▶ [Work item]
Across all the records, filter for lines with the word "SALT" and copy them.

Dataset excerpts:
************

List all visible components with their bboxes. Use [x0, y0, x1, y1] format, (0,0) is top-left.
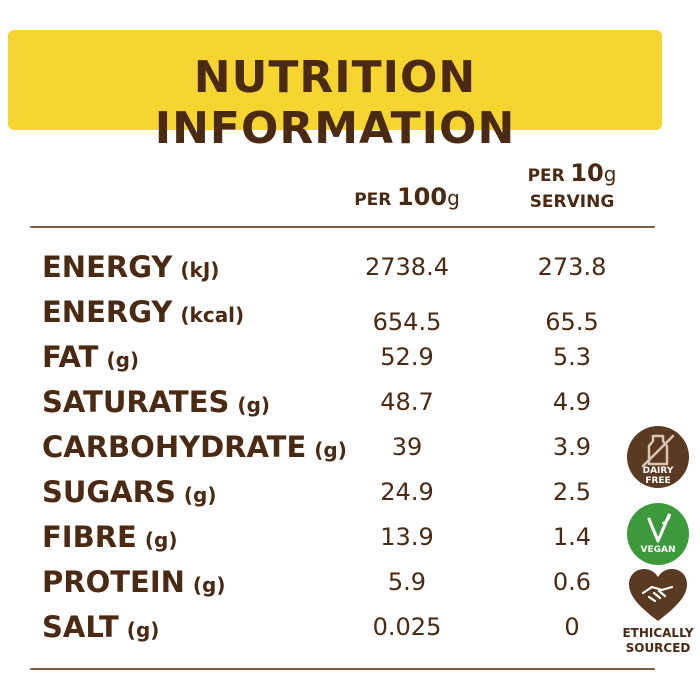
- value-per-100g: 24.9: [380, 478, 434, 506]
- ethical-line1: ETHICALLY: [622, 626, 694, 640]
- per-100-prefix: PER: [354, 190, 392, 210]
- table-row: SATURATES (g) 48.7 4.9: [0, 382, 700, 422]
- per-serving-amount: 10: [570, 159, 604, 187]
- dairy-free-badge: DAIRY FREE: [627, 426, 689, 488]
- value-per-100g: 0.025: [372, 613, 442, 641]
- nutrient-unit: (g): [237, 393, 271, 417]
- value-per-serving: 273.8: [537, 253, 607, 281]
- table-row: FAT (g) 52.9 5.3: [0, 337, 700, 377]
- no-milk-bottle-icon: [641, 434, 675, 468]
- nutrient-name: SALT: [42, 610, 119, 644]
- table-row: ENERGY (kcal) 654.5 65.5: [0, 292, 700, 336]
- value-per-serving: 65.5: [545, 308, 599, 336]
- title-banner: NUTRITION INFORMATION: [8, 30, 662, 154]
- column-header-per-100g: PER 100g: [327, 184, 487, 213]
- value-per-serving: 1.4: [552, 523, 592, 551]
- value-per-serving: 0.6: [552, 568, 592, 596]
- value-per-serving: 5.3: [552, 343, 592, 371]
- nutrient-unit: (kcal): [180, 303, 245, 327]
- nutrient-label: ENERGY (kcal): [42, 292, 244, 335]
- nutrient-label: ENERGY (kJ): [42, 247, 219, 290]
- nutrient-label: FAT (g): [42, 337, 139, 380]
- leaf-check-icon: [647, 513, 671, 543]
- table-row: SUGARS (g) 24.9 2.5: [0, 472, 700, 512]
- column-header-per-serving: PER 10g SERVING: [495, 160, 649, 215]
- value-per-100g: 39: [391, 433, 423, 461]
- vegan-label: VEGAN: [640, 545, 676, 555]
- nutrient-label: SUGARS (g): [42, 472, 217, 515]
- per-serving-unit: g: [603, 162, 617, 186]
- dairy-free-line2: FREE: [645, 476, 671, 486]
- table-row: PROTEIN (g) 5.9 0.6: [0, 562, 700, 602]
- per-100-amount: 100: [396, 183, 448, 211]
- ethically-sourced-badge: [627, 567, 689, 623]
- nutrient-name: PROTEIN: [42, 565, 185, 599]
- nutrient-unit: (g): [144, 528, 178, 552]
- per-serving-line2: SERVING: [529, 192, 615, 212]
- table-row: ENERGY (kJ) 2738.4 273.8: [0, 247, 700, 287]
- value-per-100g: 52.9: [380, 343, 434, 371]
- nutrient-name: ENERGY: [42, 295, 173, 329]
- nutrient-unit: (kJ): [180, 258, 220, 282]
- value-per-100g: 13.9: [380, 523, 434, 551]
- nutrient-unit: (g): [126, 618, 160, 642]
- nutrient-name: FIBRE: [42, 520, 137, 554]
- value-per-100g: 654.5: [372, 308, 442, 336]
- nutrient-name: ENERGY: [42, 250, 173, 284]
- nutrient-name: CARBOHYDRATE: [42, 430, 307, 464]
- nutrient-label: PROTEIN (g): [42, 562, 226, 605]
- nutrient-label: CARBOHYDRATE (g): [42, 427, 347, 470]
- nutrient-name: FAT: [42, 340, 99, 374]
- nutrient-name: SUGARS: [42, 475, 176, 509]
- per-serving-prefix: PER: [527, 166, 565, 186]
- header-divider: [30, 226, 655, 228]
- value-per-serving: 2.5: [552, 478, 592, 506]
- nutrient-unit: (g): [192, 573, 226, 597]
- footer-divider: [30, 668, 655, 670]
- value-per-100g: 5.9: [387, 568, 427, 596]
- value-per-serving: 4.9: [552, 388, 592, 416]
- heart-handshake-icon: [629, 569, 687, 621]
- dairy-free-line1: DAIRY: [642, 466, 674, 476]
- ethically-sourced-label: ETHICALLY SOURCED: [612, 626, 700, 656]
- table-row: SALT (g) 0.025 0: [0, 607, 700, 647]
- page-title: NUTRITION INFORMATION: [154, 52, 516, 154]
- value-per-serving: 3.9: [552, 433, 592, 461]
- table-row: CARBOHYDRATE (g) 39 3.9: [0, 427, 700, 467]
- nutrient-unit: (g): [314, 438, 347, 462]
- nutrient-name: SATURATES: [42, 385, 230, 419]
- nutrient-label: SATURATES (g): [42, 382, 270, 425]
- per-100-unit: g: [447, 186, 460, 210]
- value-per-serving: 0: [564, 613, 580, 641]
- value-per-100g: 2738.4: [365, 253, 449, 281]
- nutrient-unit: (g): [106, 348, 140, 372]
- nutrient-label: FIBRE (g): [42, 517, 177, 560]
- value-per-100g: 48.7: [380, 388, 434, 416]
- table-row: FIBRE (g) 13.9 1.4: [0, 517, 700, 557]
- ethical-line2: SOURCED: [625, 641, 691, 655]
- nutrient-unit: (g): [183, 483, 217, 507]
- nutrient-label: SALT (g): [42, 607, 159, 650]
- vegan-badge: VEGAN: [627, 503, 689, 565]
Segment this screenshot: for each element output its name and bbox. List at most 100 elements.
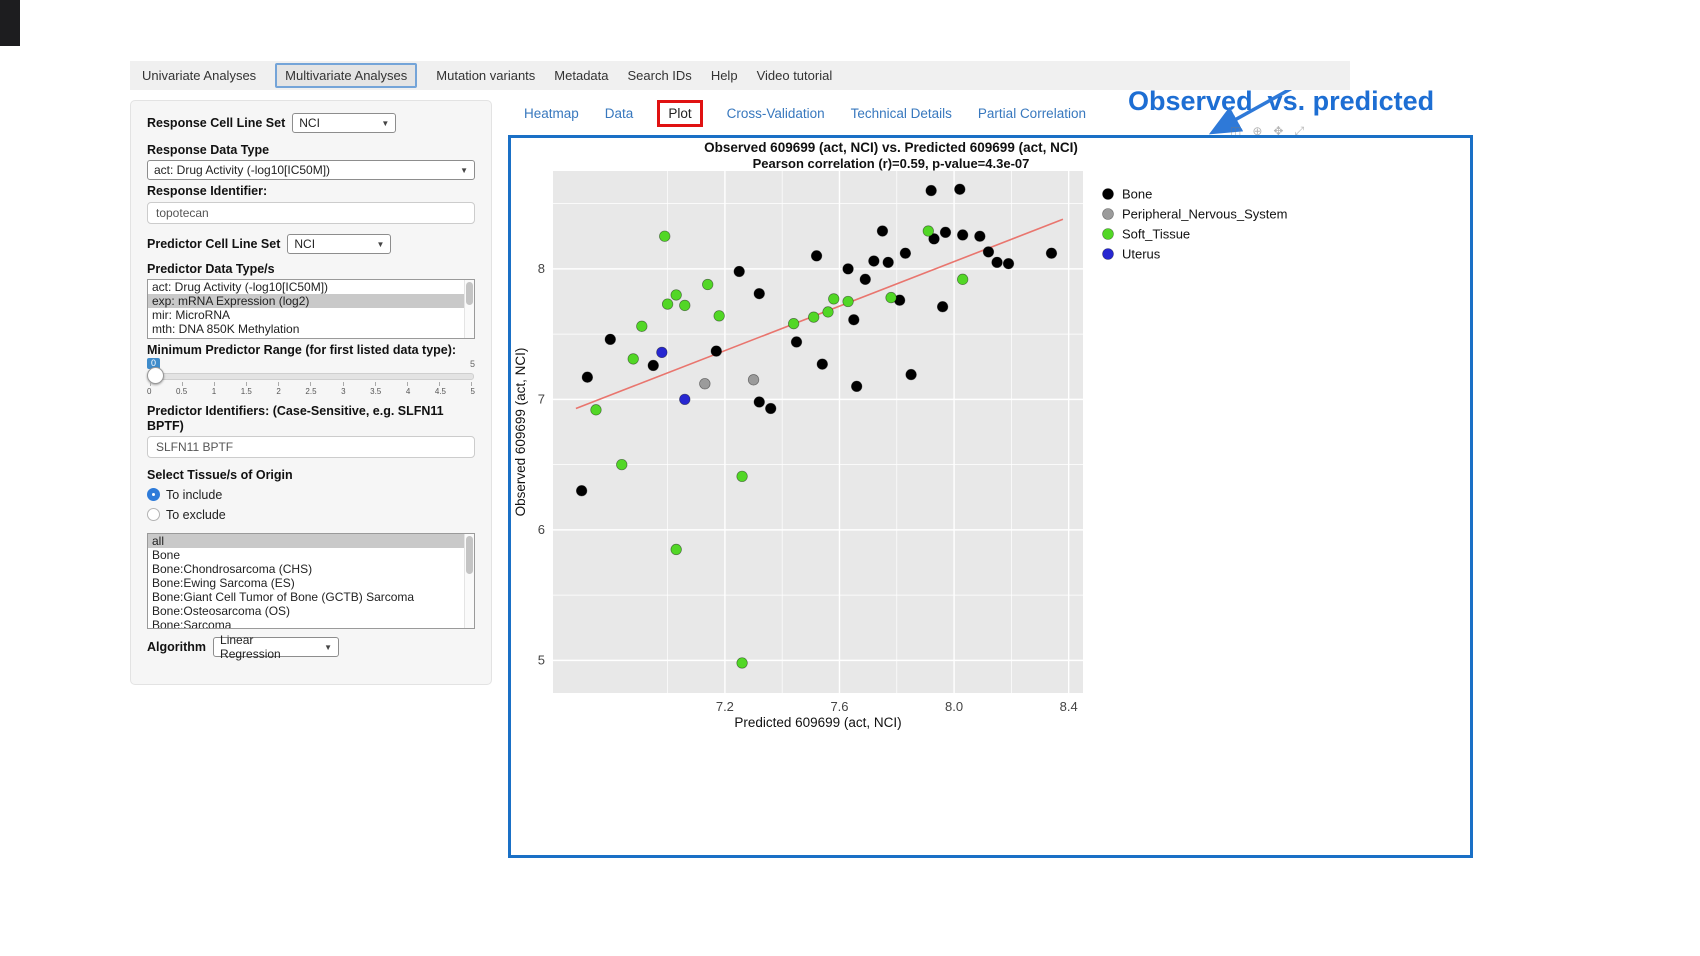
camera-icon[interactable]: ◫ xyxy=(1230,124,1242,138)
data-point xyxy=(936,301,949,313)
list-item[interactable]: exp: mRNA Expression (log2) xyxy=(148,294,474,308)
list-item[interactable]: mir: MicroRNA xyxy=(152,308,230,322)
x-tick-label: 8.4 xyxy=(1060,699,1078,714)
chevron-down-icon: ▼ xyxy=(381,118,390,128)
response-identifier-input[interactable] xyxy=(147,202,475,224)
tab-heatmap[interactable]: Heatmap xyxy=(524,106,579,121)
algorithm-label: Algorithm xyxy=(147,639,207,654)
data-point xyxy=(581,371,594,383)
response-cell-line-set-value: NCI xyxy=(299,116,320,130)
list-item[interactable]: Bone xyxy=(152,548,181,562)
list-item[interactable]: mth: DNA 850K Methylation xyxy=(152,322,300,336)
slider-max-label: 5 xyxy=(469,359,475,369)
slider-tick: 3 xyxy=(341,387,346,396)
list-item[interactable]: Bone:Giant Cell Tumor of Bone (GCTB) Sar… xyxy=(152,590,415,604)
data-point xyxy=(810,250,823,262)
nav-video-tutorial[interactable]: Video tutorial xyxy=(756,68,833,83)
data-point xyxy=(882,256,894,268)
list-item[interactable]: all xyxy=(148,534,474,548)
nav-help[interactable]: Help xyxy=(710,68,738,83)
data-point xyxy=(1045,247,1058,259)
response-data-type-value: act: Drug Activity (-log10[IC50M]) xyxy=(154,163,331,177)
legend-label: Peripheral_Nervous_System xyxy=(1122,207,1287,222)
algorithm-select[interactable]: Linear Regression ▼ xyxy=(213,633,340,661)
tab-data[interactable]: Data xyxy=(604,106,634,121)
tissue-origin-label: Select Tissue/s of Origin xyxy=(147,468,293,482)
nav-multivariate-analyses[interactable]: Multivariate Analyses xyxy=(275,63,418,88)
data-point xyxy=(828,293,840,305)
data-point xyxy=(679,299,691,312)
scrollbar[interactable] xyxy=(464,280,474,338)
legend-item-peripheral_nervous_system[interactable]: Peripheral_Nervous_System xyxy=(1102,207,1288,222)
predictor-identifiers-input[interactable] xyxy=(147,436,475,458)
predictor-data-types-label: Predictor Data Type/s xyxy=(147,262,275,276)
data-point xyxy=(868,255,880,267)
data-point xyxy=(636,320,648,332)
legend-item-uterus[interactable]: Uterus xyxy=(1102,247,1161,262)
data-point xyxy=(656,346,668,359)
y-tick-label: 8 xyxy=(538,261,545,276)
nav-mutation-variants[interactable]: Mutation variants xyxy=(436,68,536,83)
slider-track[interactable] xyxy=(148,373,474,380)
slider-tick: 5 xyxy=(470,387,475,396)
tab-partial-correlation[interactable]: Partial Correlation xyxy=(977,106,1086,121)
legend-marker-icon xyxy=(1102,248,1114,260)
list-item[interactable]: act: Drug Activity (-log10[IC50M]) xyxy=(152,280,329,294)
response-cell-line-set-select[interactable]: NCI ▼ xyxy=(292,113,397,133)
predictor-identifiers-label: Predictor Identifiers: (Case-Sensitive, … xyxy=(147,404,444,433)
plot-title: Observed 609699 (act, NCI) vs. Predicted… xyxy=(704,140,1078,155)
autoscale-icon[interactable]: ⤢ xyxy=(1294,124,1305,138)
scrollbar[interactable] xyxy=(464,534,474,628)
data-point xyxy=(876,225,889,237)
tab-technical-details[interactable]: Technical Details xyxy=(850,106,952,121)
legend-marker-icon xyxy=(1102,228,1114,240)
predictor-cell-line-set-label: Predictor Cell Line Set xyxy=(147,236,281,251)
legend-item-bone[interactable]: Bone xyxy=(1102,187,1153,202)
data-point xyxy=(848,314,860,326)
min-predictor-range-slider[interactable]: 0 5 0 0.5 1 1.5 2 2.5 3 3.5 4 4.5 5 xyxy=(147,358,475,400)
data-point xyxy=(851,380,863,392)
list-item[interactable]: Bone:Osteosarcoma (OS) xyxy=(152,604,291,618)
plot-container: Observed 609699 (act, NCI) vs. Predicted… xyxy=(511,138,1470,855)
tab-cross-validation[interactable]: Cross-Validation xyxy=(726,106,825,121)
x-tick-label: 7.2 xyxy=(716,699,734,714)
data-point xyxy=(982,246,995,258)
list-item[interactable]: Bone:Sarcoma xyxy=(152,618,232,629)
tab-plot[interactable]: Plot xyxy=(668,106,692,121)
slider-tick-labels: 0 0.5 1 1.5 2 2.5 3 3.5 4 4.5 5 xyxy=(147,387,475,396)
data-point xyxy=(957,229,969,241)
series-soft_tissue xyxy=(590,225,969,669)
nav-metadata[interactable]: Metadata xyxy=(554,68,609,83)
data-point xyxy=(699,378,711,390)
legend-item-soft_tissue[interactable]: Soft_Tissue xyxy=(1102,227,1191,242)
slider-handle[interactable] xyxy=(147,367,164,384)
radio-to-exclude-label: To exclude xyxy=(166,507,226,522)
legend-marker-icon xyxy=(1102,208,1114,220)
data-point xyxy=(736,470,748,483)
data-point xyxy=(753,288,765,300)
radio-to-include[interactable]: To include xyxy=(147,486,475,503)
predictor-data-types-listbox[interactable]: act: Drug Activity (-log10[IC50M]) exp: … xyxy=(147,279,475,339)
radio-to-include-label: To include xyxy=(166,487,223,502)
scrollbar-thumb[interactable] xyxy=(466,282,473,306)
radio-to-exclude[interactable]: To exclude xyxy=(147,506,475,523)
zoom-icon[interactable]: ⊕ xyxy=(1252,124,1263,138)
pan-icon[interactable]: ✥ xyxy=(1273,124,1284,138)
min-predictor-range-label: Minimum Predictor Range (for first liste… xyxy=(147,343,457,357)
data-point xyxy=(670,289,682,301)
tissue-listbox[interactable]: all Bone Bone:Chondrosarcoma (CHS) Bone:… xyxy=(147,533,475,629)
scrollbar-thumb[interactable] xyxy=(466,536,473,574)
list-item[interactable]: Bone:Chondrosarcoma (CHS) xyxy=(152,562,313,576)
plot-panel[interactable] xyxy=(553,171,1083,693)
data-point xyxy=(991,256,1003,268)
data-point xyxy=(659,230,671,242)
nav-search-ids[interactable]: Search IDs xyxy=(627,68,692,83)
series-peripheral_nervous_system xyxy=(699,374,760,390)
top-navigation: Univariate Analyses Multivariate Analyse… xyxy=(130,61,1350,90)
nav-univariate-analyses[interactable]: Univariate Analyses xyxy=(142,68,257,83)
response-data-type-select[interactable]: act: Drug Activity (-log10[IC50M]) ▼ xyxy=(147,160,475,180)
predictor-cell-line-set-select[interactable]: NCI ▼ xyxy=(287,234,392,254)
regression-line xyxy=(575,218,1064,410)
list-item[interactable]: Bone:Ewing Sarcoma (ES) xyxy=(152,576,295,590)
legend-marker-icon xyxy=(1102,188,1114,200)
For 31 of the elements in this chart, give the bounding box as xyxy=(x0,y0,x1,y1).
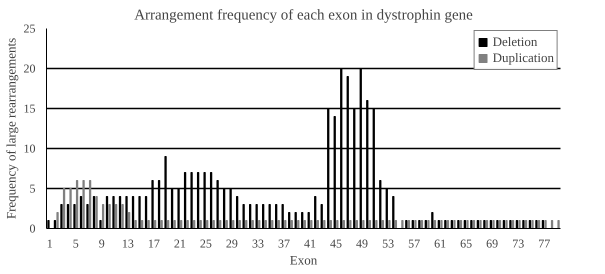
x-tick-label: 41 xyxy=(304,236,316,250)
x-tick-label: 77 xyxy=(538,236,550,250)
y-tick-label: 20 xyxy=(24,62,36,76)
x-tick-label: 9 xyxy=(98,236,105,250)
y-axis-title: Frequency of large rearrangements xyxy=(4,38,18,220)
x-tick-label: 5 xyxy=(72,236,79,250)
x-tick-label: 33 xyxy=(252,236,264,250)
x-tick-label: 1 xyxy=(46,236,53,250)
legend-label: Deletion xyxy=(492,34,538,50)
x-tick-label: 13 xyxy=(122,236,134,250)
x-tick-label: 57 xyxy=(408,236,420,250)
y-tick-label: 15 xyxy=(24,102,36,116)
y-tick-label: 5 xyxy=(30,182,36,196)
x-tick-label: 17 xyxy=(148,236,160,250)
x-tick-label: 61 xyxy=(434,236,446,250)
y-tick-label: 25 xyxy=(24,22,36,36)
x-tick-label: 73 xyxy=(512,236,524,250)
y-tick-label: 10 xyxy=(24,142,36,156)
x-tick-label: 65 xyxy=(460,236,472,250)
chart-title: Arrangement frequency of each exon in dystrophin gene xyxy=(134,8,474,24)
x-tick-label: 21 xyxy=(174,236,186,250)
x-tick-label: 37 xyxy=(278,236,290,250)
x-tick-label: 69 xyxy=(486,236,498,250)
x-tick-label: 25 xyxy=(200,236,212,250)
x-axis-title: Exon xyxy=(290,252,318,268)
x-tick-label: 49 xyxy=(356,236,368,250)
y-tick-label: 0 xyxy=(30,222,36,236)
legend-label: Duplication xyxy=(492,50,554,66)
x-tick-label: 29 xyxy=(226,236,238,250)
x-tick-label: 45 xyxy=(330,236,342,250)
x-tick-label: 53 xyxy=(382,236,394,250)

************

▶ [Output of the exercise]
- nutrient-name: SALT: [42, 610, 119, 644]
- table-row: SALT (g) 0.025 0: [0, 607, 700, 647]
- nutrient-label: SALT (g): [42, 607, 159, 650]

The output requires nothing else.